WORK TO BE COMPLETED: Copy out each line of the data that holds the word "ταῦτα".

EXCERPTED RECORDS:
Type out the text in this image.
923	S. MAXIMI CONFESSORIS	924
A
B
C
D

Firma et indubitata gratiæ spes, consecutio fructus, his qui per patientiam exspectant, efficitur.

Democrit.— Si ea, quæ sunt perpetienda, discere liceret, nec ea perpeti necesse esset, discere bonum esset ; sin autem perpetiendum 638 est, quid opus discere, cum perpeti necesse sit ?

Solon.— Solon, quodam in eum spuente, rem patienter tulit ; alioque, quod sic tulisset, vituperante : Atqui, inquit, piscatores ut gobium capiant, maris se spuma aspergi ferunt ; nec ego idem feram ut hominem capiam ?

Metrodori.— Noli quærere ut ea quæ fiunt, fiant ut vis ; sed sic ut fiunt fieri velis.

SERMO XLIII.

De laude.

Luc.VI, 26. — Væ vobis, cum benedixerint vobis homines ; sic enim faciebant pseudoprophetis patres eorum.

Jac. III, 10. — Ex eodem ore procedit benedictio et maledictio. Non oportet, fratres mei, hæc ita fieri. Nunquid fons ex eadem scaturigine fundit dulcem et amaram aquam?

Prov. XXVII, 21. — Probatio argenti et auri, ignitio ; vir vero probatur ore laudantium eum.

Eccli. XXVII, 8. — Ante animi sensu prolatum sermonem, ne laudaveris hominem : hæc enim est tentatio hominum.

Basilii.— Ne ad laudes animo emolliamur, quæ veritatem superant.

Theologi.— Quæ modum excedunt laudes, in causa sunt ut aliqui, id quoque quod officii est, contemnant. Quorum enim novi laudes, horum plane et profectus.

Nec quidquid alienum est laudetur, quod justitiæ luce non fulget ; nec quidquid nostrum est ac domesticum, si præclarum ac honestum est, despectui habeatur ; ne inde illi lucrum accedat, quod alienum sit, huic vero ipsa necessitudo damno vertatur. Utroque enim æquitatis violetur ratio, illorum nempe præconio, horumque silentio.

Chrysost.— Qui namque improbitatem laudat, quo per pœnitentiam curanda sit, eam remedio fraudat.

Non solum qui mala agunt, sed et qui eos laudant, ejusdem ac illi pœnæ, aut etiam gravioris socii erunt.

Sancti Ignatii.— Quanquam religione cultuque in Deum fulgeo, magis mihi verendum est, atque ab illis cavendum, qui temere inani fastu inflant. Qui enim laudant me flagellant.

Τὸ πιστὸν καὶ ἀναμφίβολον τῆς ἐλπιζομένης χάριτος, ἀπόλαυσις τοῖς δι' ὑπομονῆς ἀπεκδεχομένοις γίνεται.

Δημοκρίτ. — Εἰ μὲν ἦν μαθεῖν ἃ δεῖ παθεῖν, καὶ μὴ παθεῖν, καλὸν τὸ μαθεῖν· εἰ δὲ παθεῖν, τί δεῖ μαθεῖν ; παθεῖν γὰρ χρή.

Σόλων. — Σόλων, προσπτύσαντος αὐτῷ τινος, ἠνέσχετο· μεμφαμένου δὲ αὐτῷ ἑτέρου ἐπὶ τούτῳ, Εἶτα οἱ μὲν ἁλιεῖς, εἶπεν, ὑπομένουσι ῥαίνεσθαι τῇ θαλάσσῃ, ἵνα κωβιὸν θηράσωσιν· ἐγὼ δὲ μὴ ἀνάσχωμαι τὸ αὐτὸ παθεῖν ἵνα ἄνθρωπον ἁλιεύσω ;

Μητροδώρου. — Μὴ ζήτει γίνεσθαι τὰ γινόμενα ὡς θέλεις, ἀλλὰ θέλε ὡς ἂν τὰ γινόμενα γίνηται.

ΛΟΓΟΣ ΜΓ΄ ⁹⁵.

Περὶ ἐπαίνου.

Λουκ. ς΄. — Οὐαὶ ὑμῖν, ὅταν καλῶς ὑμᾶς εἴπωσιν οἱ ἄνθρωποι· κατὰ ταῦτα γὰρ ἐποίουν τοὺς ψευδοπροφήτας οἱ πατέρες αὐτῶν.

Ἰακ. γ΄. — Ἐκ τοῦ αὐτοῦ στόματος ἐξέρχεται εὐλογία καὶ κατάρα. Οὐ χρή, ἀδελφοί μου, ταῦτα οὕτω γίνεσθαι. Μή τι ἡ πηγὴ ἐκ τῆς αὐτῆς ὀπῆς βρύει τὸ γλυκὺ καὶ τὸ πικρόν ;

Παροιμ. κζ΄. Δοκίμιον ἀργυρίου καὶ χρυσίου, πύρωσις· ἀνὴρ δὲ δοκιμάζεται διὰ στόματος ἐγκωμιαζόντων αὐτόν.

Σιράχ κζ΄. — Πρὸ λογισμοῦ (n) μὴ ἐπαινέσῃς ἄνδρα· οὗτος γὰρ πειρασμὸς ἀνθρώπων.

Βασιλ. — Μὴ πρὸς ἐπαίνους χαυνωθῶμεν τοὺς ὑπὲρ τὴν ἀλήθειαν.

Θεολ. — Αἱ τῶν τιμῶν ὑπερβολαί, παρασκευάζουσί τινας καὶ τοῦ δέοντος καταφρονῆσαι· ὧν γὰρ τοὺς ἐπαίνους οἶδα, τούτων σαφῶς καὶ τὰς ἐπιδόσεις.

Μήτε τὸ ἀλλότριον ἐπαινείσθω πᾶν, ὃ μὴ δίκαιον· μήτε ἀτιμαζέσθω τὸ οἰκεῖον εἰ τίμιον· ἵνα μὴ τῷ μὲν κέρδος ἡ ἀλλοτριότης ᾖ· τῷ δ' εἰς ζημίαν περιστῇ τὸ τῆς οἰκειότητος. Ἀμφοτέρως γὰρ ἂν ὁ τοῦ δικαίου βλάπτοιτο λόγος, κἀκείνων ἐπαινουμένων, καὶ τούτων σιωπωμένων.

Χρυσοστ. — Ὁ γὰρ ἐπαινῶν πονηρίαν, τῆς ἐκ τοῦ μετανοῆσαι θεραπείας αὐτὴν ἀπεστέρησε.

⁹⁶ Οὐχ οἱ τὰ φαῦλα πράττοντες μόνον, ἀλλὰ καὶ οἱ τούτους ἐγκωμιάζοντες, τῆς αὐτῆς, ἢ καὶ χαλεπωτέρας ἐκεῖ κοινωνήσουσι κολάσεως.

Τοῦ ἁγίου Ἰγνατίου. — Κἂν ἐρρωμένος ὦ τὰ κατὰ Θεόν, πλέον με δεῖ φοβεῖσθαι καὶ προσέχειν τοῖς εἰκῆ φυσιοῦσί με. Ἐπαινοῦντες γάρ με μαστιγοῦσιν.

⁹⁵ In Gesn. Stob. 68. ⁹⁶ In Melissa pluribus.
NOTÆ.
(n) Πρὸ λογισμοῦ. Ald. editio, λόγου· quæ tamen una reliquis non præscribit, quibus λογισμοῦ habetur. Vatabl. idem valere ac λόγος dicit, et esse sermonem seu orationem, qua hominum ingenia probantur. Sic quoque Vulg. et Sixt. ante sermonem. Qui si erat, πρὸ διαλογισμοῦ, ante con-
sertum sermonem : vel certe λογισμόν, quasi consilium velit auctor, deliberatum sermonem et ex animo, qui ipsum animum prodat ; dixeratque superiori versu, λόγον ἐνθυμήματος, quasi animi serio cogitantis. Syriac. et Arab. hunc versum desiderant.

EXERCISE RESULT:
Λουκ. ς΄. — Οὐαὶ ὑμῖν, ὅταν καλῶς ὑμᾶς εἴπωσιν οἱ ἄνθρωποι· κατὰ ταῦτα γὰρ ἐποίουν τοὺς ψευδοπροφήτας οἱ πατέρες αὐτῶν.
Ἰακ. γ΄. — Ἐκ τοῦ αὐτοῦ στόματος ἐξέρχεται εὐλογία καὶ κατάρα. Οὐ χρή, ἀδελφοί μου, ταῦτα οὕτω γίνεσθαι. Μή τι ἡ πηγὴ ἐκ τῆς αὐτῆς ὀπῆς βρύει τὸ γλυκὺ καὶ τὸ πικρόν ;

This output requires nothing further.